» **WHAT IS REQUIRED**: Collect each line of the records containing the string "JSON".

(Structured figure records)
------------
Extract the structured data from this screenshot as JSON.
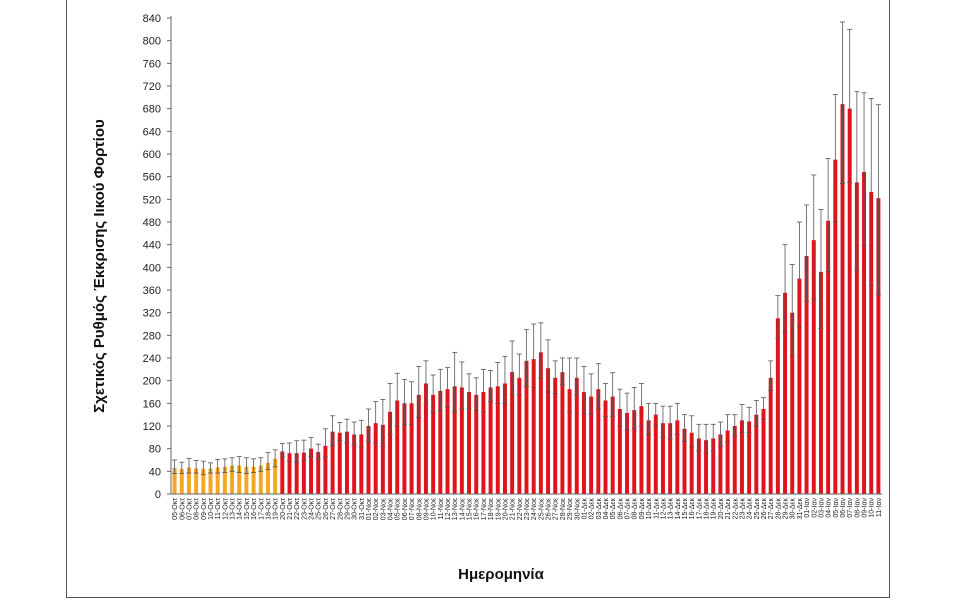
{
  "chart_data": {
    "type": "bar",
    "xlabel": "Ημερομηνία",
    "ylabel": "Σχετικός Ρυθμός Έκκρισης Ιικού Φορτίου",
    "ylim": [
      0,
      840
    ],
    "yticks": [
      0,
      40,
      80,
      120,
      160,
      200,
      240,
      280,
      320,
      360,
      400,
      440,
      480,
      520,
      560,
      600,
      640,
      680,
      720,
      760,
      800,
      840
    ],
    "grid": false,
    "colors": {
      "early": "#F5A623",
      "late": "#E0121B",
      "error": "#555555"
    },
    "categories": [
      "05-Οκτ",
      "06-Οκτ",
      "07-Οκτ",
      "08-Οκτ",
      "09-Οκτ",
      "10-Οκτ",
      "11-Οκτ",
      "12-Οκτ",
      "13-Οκτ",
      "14-Οκτ",
      "15-Οκτ",
      "16-Οκτ",
      "17-Οκτ",
      "18-Οκτ",
      "19-Οκτ",
      "20-Οκτ",
      "21-Οκτ",
      "22-Οκτ",
      "23-Οκτ",
      "24-Οκτ",
      "25-Οκτ",
      "26-Οκτ",
      "27-Οκτ",
      "28-Οκτ",
      "29-Οκτ",
      "30-Οκτ",
      "31-Οκτ",
      "01-Νοε",
      "02-Νοε",
      "03-Νοε",
      "04-Νοε",
      "05-Νοε",
      "06-Νοε",
      "07-Νοε",
      "08-Νοε",
      "09-Νοε",
      "10-Νοε",
      "11-Νοε",
      "12-Νοε",
      "13-Νοε",
      "14-Νοε",
      "15-Νοε",
      "16-Νοε",
      "17-Νοε",
      "18-Νοε",
      "19-Νοε",
      "20-Νοε",
      "21-Νοε",
      "22-Νοε",
      "23-Νοε",
      "24-Νοε",
      "25-Νοε",
      "26-Νοε",
      "27-Νοε",
      "28-Νοε",
      "29-Νοε",
      "30-Νοε",
      "01-Δεκ",
      "02-Δεκ",
      "03-Δεκ",
      "04-Δεκ",
      "05-Δεκ",
      "06-Δεκ",
      "07-Δεκ",
      "08-Δεκ",
      "09-Δεκ",
      "10-Δεκ",
      "11-Δεκ",
      "12-Δεκ",
      "13-Δεκ",
      "14-Δεκ",
      "15-Δεκ",
      "16-Δεκ",
      "17-Δεκ",
      "18-Δεκ",
      "19-Δεκ",
      "20-Δεκ",
      "21-Δεκ",
      "22-Δεκ",
      "23-Δεκ",
      "24-Δεκ",
      "25-Δεκ",
      "26-Δεκ",
      "27-Δεκ",
      "28-Δεκ",
      "29-Δεκ",
      "30-Δεκ",
      "31-Δεκ",
      "01-Ιαν",
      "02-Ιαν",
      "03-Ιαν",
      "04-Ιαν",
      "05-Ιαν",
      "06-Ιαν",
      "07-Ιαν",
      "08-Ιαν",
      "09-Ιαν",
      "10-Ιαν",
      "11-Ιαν"
    ],
    "labels_shown": [
      "05-Οκτ",
      "06-Οκτ",
      "07-Οκτ",
      "08-Οκτ",
      "09-Οκτ",
      "10-Οκτ",
      "11-Οκτ",
      "12-Οκτ",
      "13-Οκτ",
      "14-Οκτ",
      "15-Οκτ",
      "16-Οκτ",
      "17-Οκτ",
      "18-Οκτ",
      "19-Οκτ",
      "20-Οκτ",
      "21-Οκτ",
      "22-Οκτ",
      "23-Οκτ",
      "24-Οκτ",
      "25-Οκτ",
      "26-Οκτ",
      "27-Οκτ",
      "28-Οκτ",
      "29-Οκτ",
      "30-Οκτ",
      "31-Οκτ",
      "01-Νοε",
      "02-Νοε",
      "03-Νοε",
      "04-Νοε",
      "05-Νοε",
      "06-Νοε",
      "07-Νοε",
      "08-Νοε",
      "09-Νοε",
      "10-Νοε",
      "11-Νοε",
      "12-Νοε",
      "13-Νοε",
      "14-Νοε",
      "15-Νοε",
      "16-Νοε",
      "17-Νοε",
      "18-Νοε",
      "19-Νοε",
      "20-Νοε",
      "21-Νοε",
      "22-Νοε",
      "23-Νοε",
      "24-Νοε",
      "25-Νοε",
      "26-Νοε",
      "27-Νοε",
      "28-Νοε",
      "29-Νοε",
      "30-Νοε",
      "01-Δεκ",
      "02-Δεκ",
      "03-Δεκ",
      "04-Δεκ",
      "05-Δεκ",
      "06-Δεκ",
      "07-Δεκ",
      "08-Δεκ",
      "09-Δεκ",
      "10-Δεκ",
      "11-Δεκ",
      "12-Δεκ",
      "13-Δεκ",
      "14-Δεκ",
      "15-Δεκ",
      "16-Δεκ",
      "17-Δεκ",
      "18-Δεκ",
      "19-Δεκ",
      "20-Δεκ",
      "21-Δεκ",
      "22-Δεκ",
      "23-Δεκ",
      "24-Δεκ",
      "25-Δεκ",
      "26-Δεκ",
      "27-Δεκ",
      "28-Δεκ",
      "29-Δεκ",
      "30-Δεκ",
      "31-Δεκ",
      "01-Ιαν",
      "02-Ιαν",
      "03-Ιαν",
      "04-Ιαν",
      "05-Ιαν",
      "06-Ιαν",
      "07-Ιαν",
      "08-Ιαν",
      "09-Ιαν",
      "10-Ιαν",
      "11-Ιαν"
    ],
    "orange_count": 15,
    "values": [
      46,
      44,
      47,
      45,
      44,
      45,
      47,
      48,
      50,
      50,
      48,
      48,
      50,
      55,
      62,
      75,
      72,
      72,
      73,
      80,
      74,
      85,
      110,
      108,
      110,
      105,
      105,
      120,
      125,
      122,
      145,
      165,
      160,
      160,
      175,
      195,
      175,
      182,
      185,
      190,
      188,
      180,
      175,
      180,
      188,
      190,
      195,
      215,
      205,
      235,
      238,
      250,
      222,
      205,
      215,
      185,
      205,
      180,
      172,
      185,
      165,
      172,
      150,
      143,
      148,
      155,
      130,
      140,
      125,
      125,
      130,
      115,
      108,
      98,
      95,
      98,
      105,
      112,
      120,
      130,
      128,
      140,
      150,
      205,
      310,
      355,
      320,
      380,
      420,
      448,
      392,
      482,
      590,
      688,
      680,
      550,
      568,
      533,
      522
    ],
    "err_plus": [
      14,
      12,
      16,
      14,
      14,
      10,
      14,
      14,
      14,
      16,
      16,
      14,
      14,
      18,
      16,
      14,
      18,
      22,
      22,
      20,
      14,
      30,
      28,
      18,
      22,
      22,
      25,
      30,
      38,
      45,
      50,
      48,
      42,
      38,
      50,
      40,
      35,
      38,
      38,
      60,
      45,
      32,
      30,
      40,
      30,
      42,
      48,
      55,
      42,
      55,
      62,
      52,
      50,
      30,
      25,
      55,
      35,
      45,
      40,
      45,
      30,
      42,
      35,
      35,
      40,
      40,
      30,
      20,
      30,
      30,
      30,
      25,
      30,
      25,
      28,
      25,
      22,
      28,
      20,
      28,
      25,
      25,
      20,
      30,
      40,
      85,
      85,
      100,
      90,
      115,
      110,
      110,
      115,
      145,
      140,
      160,
      140,
      165,
      165
    ],
    "err_minus": [
      10,
      8,
      10,
      8,
      10,
      8,
      10,
      10,
      10,
      12,
      12,
      10,
      10,
      12,
      14,
      10,
      14,
      16,
      14,
      14,
      12,
      20,
      24,
      14,
      20,
      18,
      22,
      28,
      35,
      38,
      40,
      45,
      38,
      38,
      40,
      35,
      30,
      35,
      32,
      45,
      38,
      30,
      28,
      35,
      25,
      30,
      35,
      40,
      30,
      45,
      50,
      45,
      42,
      28,
      22,
      40,
      30,
      38,
      32,
      35,
      28,
      35,
      30,
      30,
      32,
      35,
      25,
      20,
      25,
      28,
      25,
      22,
      25,
      22,
      22,
      22,
      20,
      20,
      18,
      22,
      20,
      20,
      18,
      22,
      35,
      70,
      75,
      85,
      80,
      105,
      100,
      90,
      110,
      140,
      130,
      155,
      130,
      165,
      170
    ]
  }
}
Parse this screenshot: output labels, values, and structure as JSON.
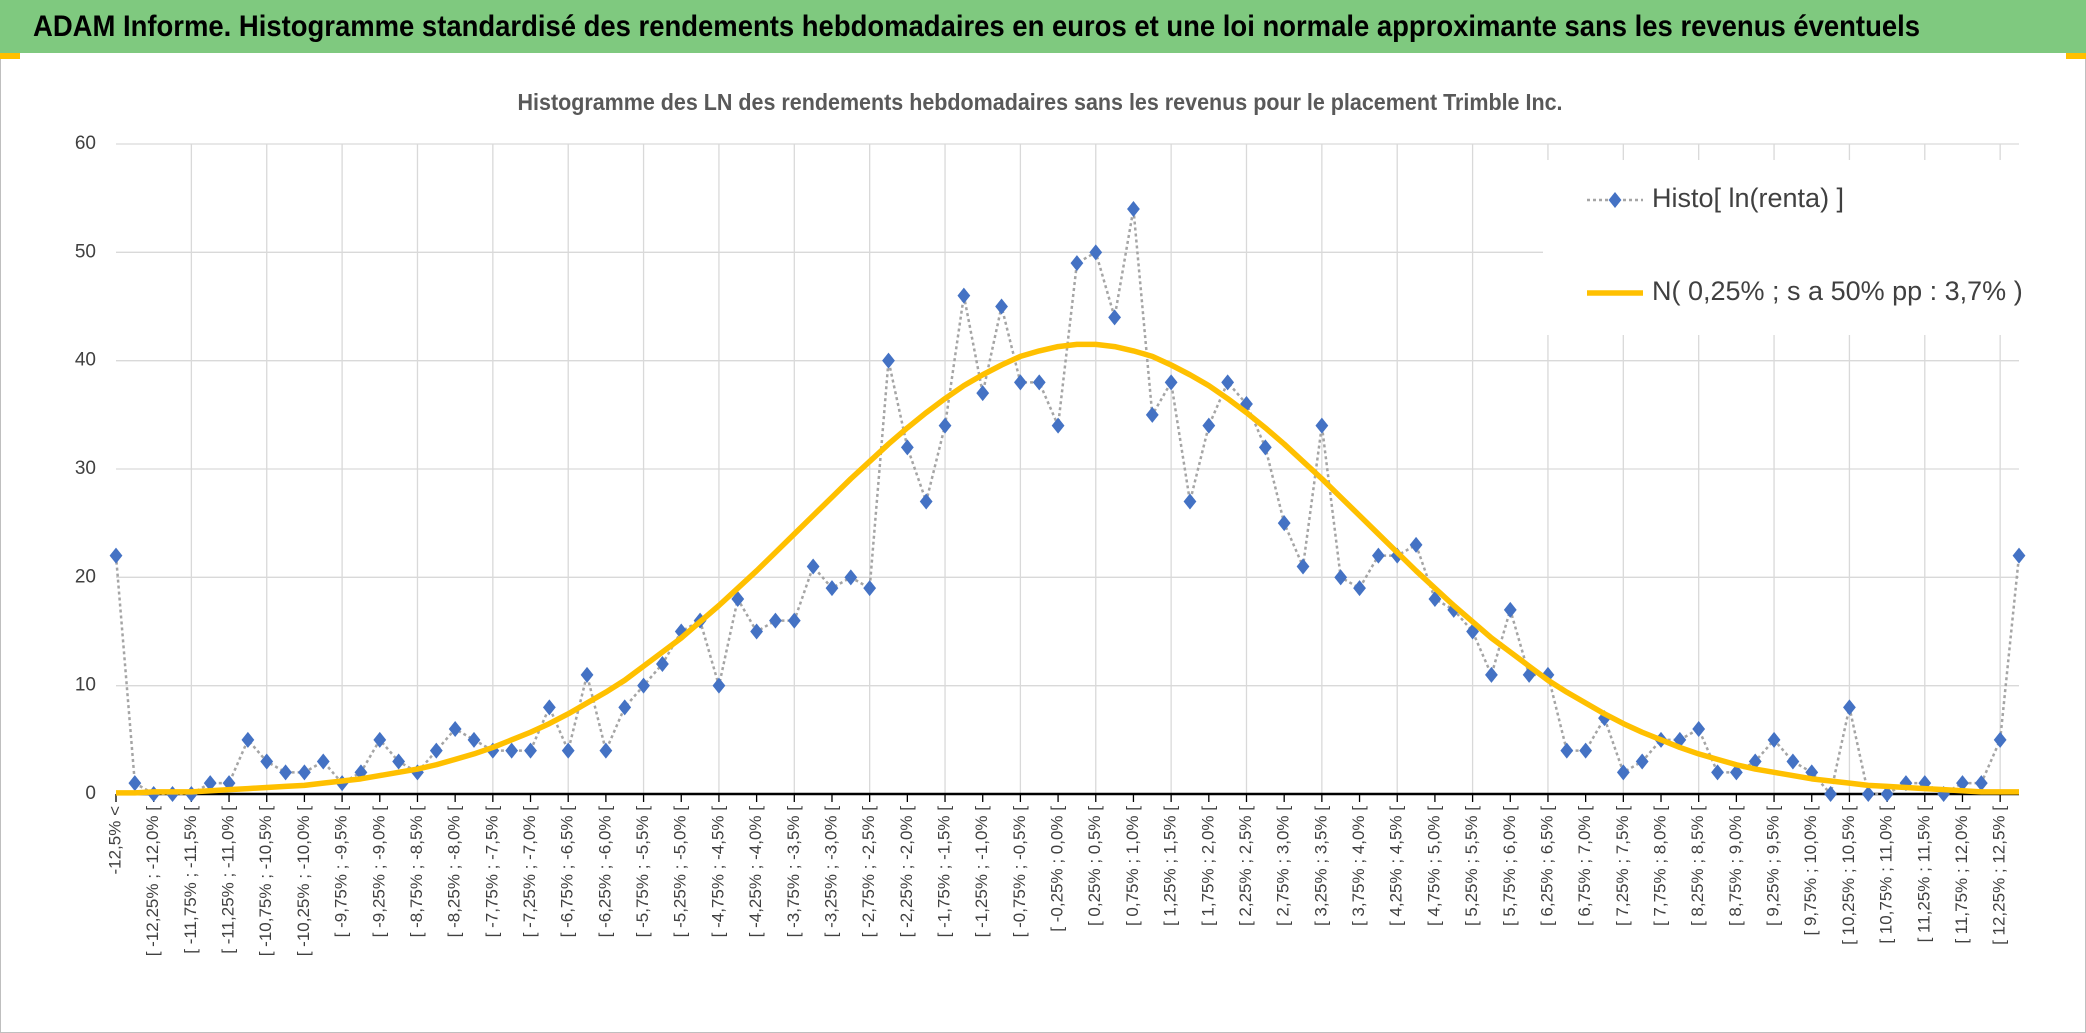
------------
» **RESPONSE TO THIS EXERCISE**:
Extract the structured data from this screenshot as JSON.
Parse this screenshot: output labels, values, and structure as JSON.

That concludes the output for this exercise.